● What you need to do
The listing below should be printed exactly, every line of it. Skip the pictures.

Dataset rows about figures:
▬▬▬▬▬▬

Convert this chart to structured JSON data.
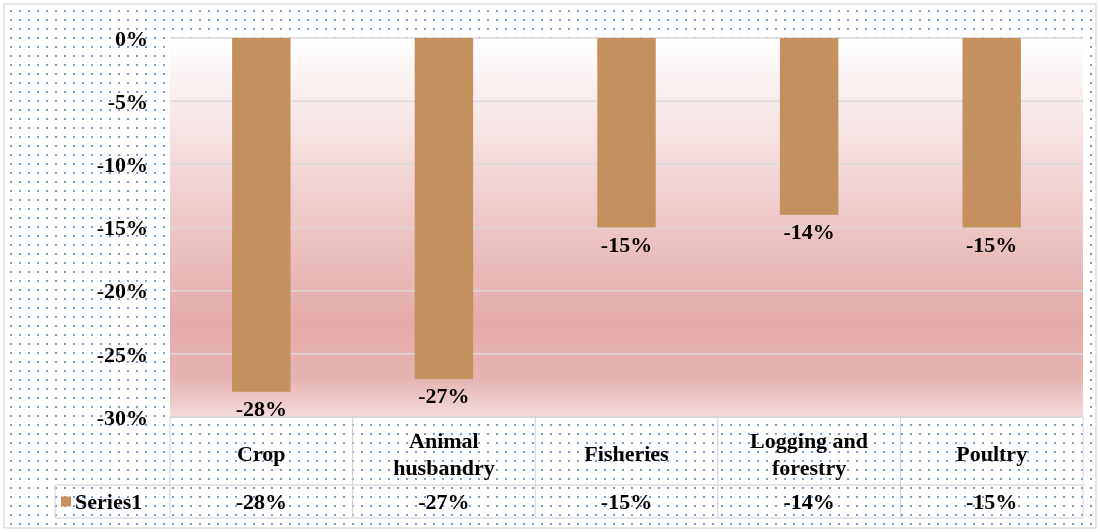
{
  "chart_data": {
    "type": "bar",
    "categories": [
      "Crop",
      "Animal husbandry",
      "Fisheries",
      "Logging and forestry",
      "Poultry"
    ],
    "series": [
      {
        "name": "Series1",
        "color": "#c3905e",
        "values": [
          -28,
          -27,
          -15,
          -14,
          -15
        ],
        "value_labels": [
          "-28%",
          "-27%",
          "-15%",
          "-14%",
          "-15%"
        ]
      }
    ],
    "ylim": [
      -30,
      0
    ],
    "yticks": [
      {
        "value": 0,
        "label": "0%"
      },
      {
        "value": -5,
        "label": "-5%"
      },
      {
        "value": -10,
        "label": "-10%"
      },
      {
        "value": -15,
        "label": "-15%"
      },
      {
        "value": -20,
        "label": "-20%"
      },
      {
        "value": -25,
        "label": "-25%"
      },
      {
        "value": -30,
        "label": "-30%"
      }
    ],
    "grid": "y",
    "legend": "bottom"
  }
}
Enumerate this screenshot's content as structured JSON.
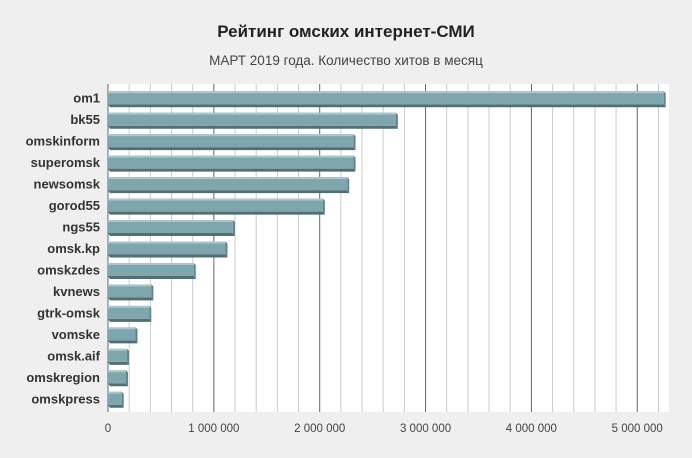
{
  "chart_data": {
    "type": "bar",
    "orientation": "horizontal",
    "title": "Рейтинг омских интернет-СМИ",
    "subtitle": "МАРТ 2019 года. Количество хитов в месяц",
    "categories": [
      "om1",
      "bk55",
      "omskinform",
      "superomsk",
      "newsomsk",
      "gorod55",
      "ngs55",
      "omsk.kp",
      "omskzdes",
      "kvnews",
      "gtrk-omsk",
      "vomske",
      "omsk.aif",
      "omskregion",
      "omskpress"
    ],
    "values": [
      5250000,
      2720000,
      2320000,
      2320000,
      2260000,
      2030000,
      1180000,
      1110000,
      810000,
      410000,
      390000,
      260000,
      180000,
      170000,
      130000
    ],
    "xlim": [
      0,
      5300000
    ],
    "xticks": [
      0,
      1000000,
      2000000,
      3000000,
      4000000,
      5000000
    ],
    "xtick_labels": [
      "0",
      "1 000 000",
      "2 000 000",
      "3 000 000",
      "4 000 000",
      "5 000 000"
    ],
    "grid": true,
    "colors": {
      "bar_front": "#7fa6ad",
      "bar_top": "#a9c6cb",
      "bar_side": "#5f868d",
      "bar_bottom": "#4f6f75",
      "plot_bg": "#ffffff",
      "grid": "#666666",
      "minor_grid": "#cccccc"
    }
  }
}
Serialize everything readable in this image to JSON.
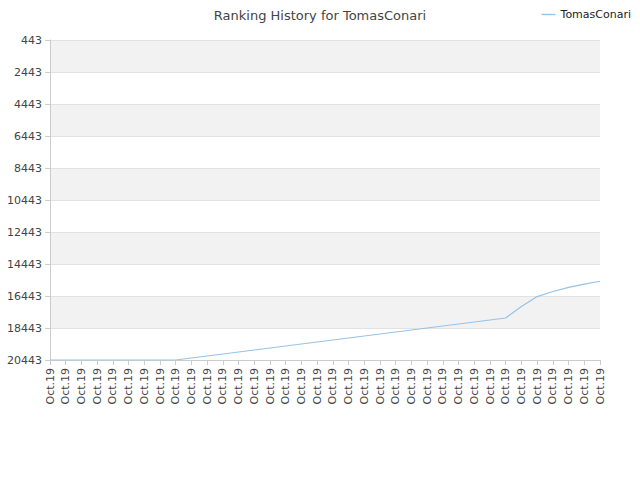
{
  "chart_data": {
    "type": "line",
    "title": "Ranking History for TomasConari",
    "categories": [
      "Oct.19",
      "Oct.19",
      "Oct.19",
      "Oct.19",
      "Oct.19",
      "Oct.19",
      "Oct.19",
      "Oct.19",
      "Oct.19",
      "Oct.19",
      "Oct.19",
      "Oct.19",
      "Oct.19",
      "Oct.19",
      "Oct.19",
      "Oct.19",
      "Oct.19",
      "Oct.19",
      "Oct.19",
      "Oct.19",
      "Oct.19",
      "Oct.19",
      "Oct.19",
      "Oct.19",
      "Oct.19",
      "Oct.19",
      "Oct.19",
      "Oct.19",
      "Oct.19",
      "Oct.19",
      "Oct.19",
      "Oct.19",
      "Oct.19",
      "Oct.19",
      "Oct.19",
      "Oct.19"
    ],
    "series": [
      {
        "name": "TomasConari",
        "color": "#95c3ea",
        "values": [
          20443,
          20443,
          20443,
          20443,
          20443,
          20443,
          20443,
          20443,
          20443,
          20318,
          20193,
          20068,
          19943,
          19818,
          19693,
          19568,
          19443,
          19318,
          19193,
          19068,
          18943,
          18818,
          18693,
          18568,
          18443,
          18318,
          18193,
          18068,
          17943,
          17818,
          17100,
          16480,
          16160,
          15900,
          15700,
          15520
        ]
      }
    ],
    "ylim": [
      20443,
      443
    ],
    "yticks": [
      443,
      2443,
      4443,
      6443,
      8443,
      10443,
      12443,
      14443,
      16443,
      18443,
      20443
    ],
    "grid": true,
    "legend": "top-right"
  }
}
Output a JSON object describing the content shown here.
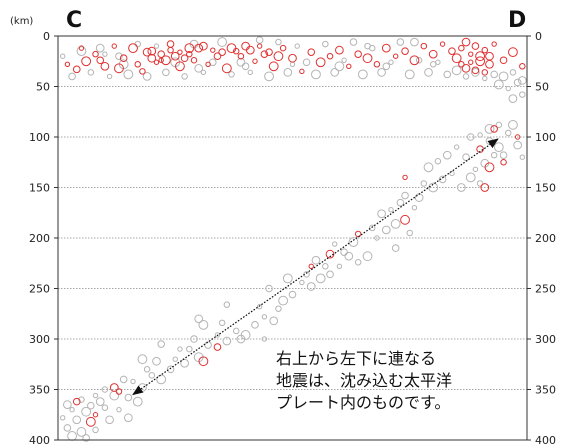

▬▬▬▬▬▬

● Output of the exercise
Convert this chart to structured JSON data.
{
  "chart_data": {
    "type": "bar",
    "categories": [
      "Crop",
      "Animal husbandry",
      "Fisheries",
      "Logging and forestry",
      "Poultry"
    ],
    "series": [
      {
        "name": "Series1",
        "color": "#c3905e",
        "values": [
          -28,
          -27,
          -15,
          -14,
          -15
        ],
        "value_labels": [
          "-28%",
          "-27%",
          "-15%",
          "-14%",
          "-15%"
        ]
      }
    ],
    "ylim": [
      -30,
      0
    ],
    "yticks": [
      {
        "value": 0,
        "label": "0%"
      },
      {
        "value": -5,
        "label": "-5%"
      },
      {
        "value": -10,
        "label": "-10%"
      },
      {
        "value": -15,
        "label": "-15%"
      },
      {
        "value": -20,
        "label": "-20%"
      },
      {
        "value": -25,
        "label": "-25%"
      },
      {
        "value": -30,
        "label": "-30%"
      }
    ],
    "grid": "y",
    "legend": "bottom"
  }
}
Enumerate this screenshot's content as structured JSON.
{
  "chart_data": {
    "type": "bar",
    "orientation": "horizontal",
    "title": "Рейтинг омских интернет-СМИ",
    "subtitle": "МАРТ 2019 года. Количество хитов в месяц",
    "categories": [
      "om1",
      "bk55",
      "omskinform",
      "superomsk",
      "newsomsk",
      "gorod55",
      "ngs55",
      "omsk.kp",
      "omskzdes",
      "kvnews",
      "gtrk-omsk",
      "vomske",
      "omsk.aif",
      "omskregion",
      "omskpress"
    ],
    "values": [
      5250000,
      2720000,
      2320000,
      2320000,
      2260000,
      2030000,
      1180000,
      1110000,
      810000,
      410000,
      390000,
      260000,
      180000,
      170000,
      130000
    ],
    "xlim": [
      0,
      5300000
    ],
    "xticks": [
      0,
      1000000,
      2000000,
      3000000,
      4000000,
      5000000
    ],
    "xtick_labels": [
      "0",
      "1 000 000",
      "2 000 000",
      "3 000 000",
      "4 000 000",
      "5 000 000"
    ],
    "grid": true,
    "colors": {
      "bar_front": "#7fa6ad",
      "bar_top": "#a9c6cb",
      "bar_side": "#5f868d",
      "bar_bottom": "#4f6f75",
      "plot_bg": "#ffffff",
      "grid": "#666666",
      "minor_grid": "#cccccc"
    }
  }
}
Serialize everything readable in this image to JSON.
{
  "chart_data": {
    "type": "line",
    "title": "Ranking History for TomasConari",
    "categories": [
      "Oct.19",
      "Oct.19",
      "Oct.19",
      "Oct.19",
      "Oct.19",
      "Oct.19",
      "Oct.19",
      "Oct.19",
      "Oct.19",
      "Oct.19",
      "Oct.19",
      "Oct.19",
      "Oct.19",
      "Oct.19",
      "Oct.19",
      "Oct.19",
      "Oct.19",
      "Oct.19",
      "Oct.19",
      "Oct.19",
      "Oct.19",
      "Oct.19",
      "Oct.19",
      "Oct.19",
      "Oct.19",
      "Oct.19",
      "Oct.19",
      "Oct.19",
      "Oct.19",
      "Oct.19",
      "Oct.19",
      "Oct.19",
      "Oct.19",
      "Oct.19",
      "Oct.19",
      "Oct.19"
    ],
    "series": [
      {
        "name": "TomasConari",
        "color": "#95c3ea",
        "values": [
          20443,
          20443,
          20443,
          20443,
          20443,
          20443,
          20443,
          20443,
          20443,
          20318,
          20193,
          20068,
          19943,
          19818,
          19693,
          19568,
          19443,
          19318,
          19193,
          19068,
          18943,
          18818,
          18693,
          18568,
          18443,
          18318,
          18193,
          18068,
          17943,
          17818,
          17100,
          16480,
          16160,
          15900,
          15700,
          15520
        ]
      }
    ],
    "ylim": [
      20443,
      443
    ],
    "yticks": [
      443,
      2443,
      4443,
      6443,
      8443,
      10443,
      12443,
      14443,
      16443,
      18443,
      20443
    ],
    "grid": true,
    "legend": "top-right"
  }
}
Output a JSON object describing the content shown here.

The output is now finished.